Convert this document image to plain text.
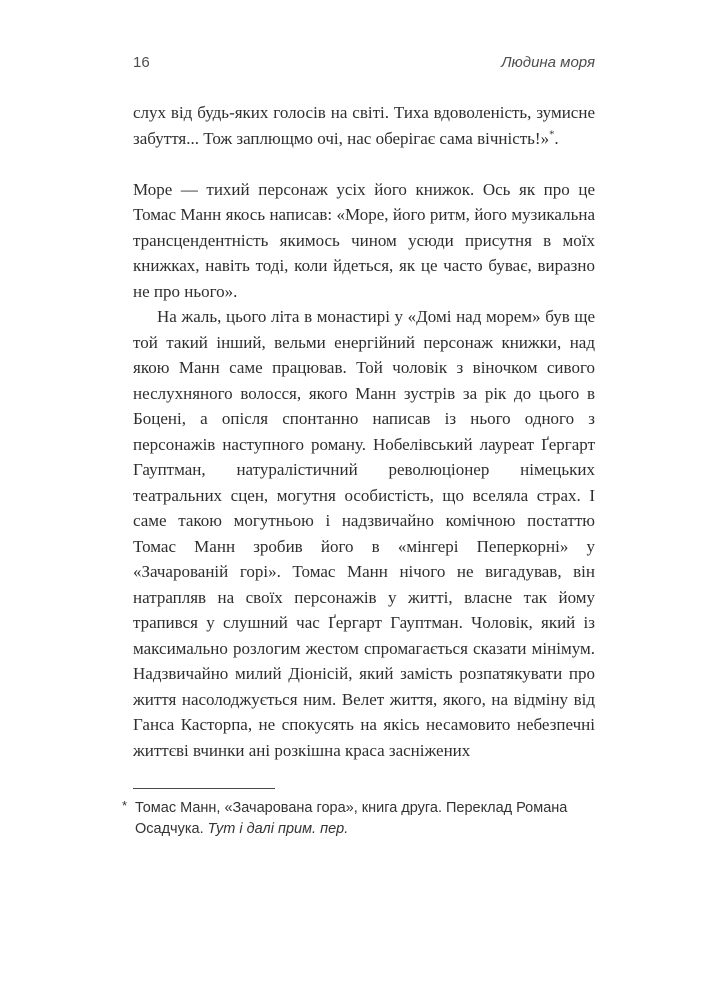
16	Людина моря

слух від будь-яких голосів на світі. Тиха вдоволеність, зумисне забуття... Тож заплющмо очі, нас оберігає сама вічність!»*.

Море — тихий персонаж усіх його книжок. Ось як про це Томас Манн якось написав: «Море, його ритм, його музикальна трансцендентність якимось чином усюди присутня в моїх книжках, навіть тоді, коли йдеться, як це часто буває, виразно не про нього».

На жаль, цього літа в монастирі у «Домі над морем» був ще той такий інший, вельми енергійний персонаж книжки, над якою Манн саме працював. Той чоловік з віночком сивого неслухняного волосся, якого Манн зустрів за рік до цього в Боцені, а опісля спонтанно написав із нього одного з персонажів наступного роману. Нобелівський лауреат Ґергарт Гауптман, натуралістичний революціонер німецьких театральних сцен, могутня особистість, що вселяла страх. І саме такою могутньою і надзвичайно комічною постаттю Томас Манн зробив його в «мінгері Пеперкорні» у «Зачарованій горі». Томас Манн нічого не вигадував, він натрапляв на своїх персонажів у житті, власне так йому трапився у слушний час Ґергарт Гауптман. Чоловік, який із максимально розлогим жестом спромагається сказати мінімум. Надзвичайно милий Діонісій, який замість розпатякувати про життя насолоджується ним. Велет життя, якого, на відміну від Ганса Касторпа, не спокусять на якісь несамовито небезпечні життєві вчинки ані розкішна краса засніжених

* Томас Манн, «Зачарована гора», книга друга. Переклад Романа Осадчука. Тут і далі прим. пер.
------------------------------------------------
Omit every picture while copying the listing above exactly.

### Answer to the problem:
Convert this document image to plain text.
16	Людина моря

слух від будь-яких голосів на світі. Тиха вдоволеність, зумисне забуття... Тож заплющмо очі, нас оберігає сама вічність!»*.

Море — тихий персонаж усіх його книжок. Ось як про це Томас Манн якось написав: «Море, його ритм, його музикальна трансцендентність якимось чином усюди присутня в моїх книжках, навіть тоді, коли йдеться, як це часто буває, виразно не про нього».

На жаль, цього літа в монастирі у «Домі над морем» був ще той такий інший, вельми енергійний персонаж книжки, над якою Манн саме працював. Той чоловік з віночком сивого неслухняного волосся, якого Манн зустрів за рік до цього в Боцені, а опісля спонтанно написав із нього одного з персонажів наступного роману. Нобелівський лауреат Ґергарт Гауптман, натуралістичний революціонер німецьких театральних сцен, могутня особистість, що вселяла страх. І саме такою могутньою і надзвичайно комічною постаттю Томас Манн зробив його в «мінгері Пеперкорні» у «Зачарованій горі». Томас Манн нічого не вигадував, він натрапляв на своїх персонажів у житті, власне так йому трапився у слушний час Ґергарт Гауптман. Чоловік, який із максимально розлогим жестом спромагається сказати мінімум. Надзвичайно милий Діонісій, який замість розпатякувати про життя насолоджується ним. Велет життя, якого, на відміну від Ганса Касторпа, не спокусять на якісь несамовито небезпечні життєві вчинки ані розкішна краса засніжених

* Томас Манн, «Зачарована гора», книга друга. Переклад Романа Осадчука. Тут і далі прим. пер.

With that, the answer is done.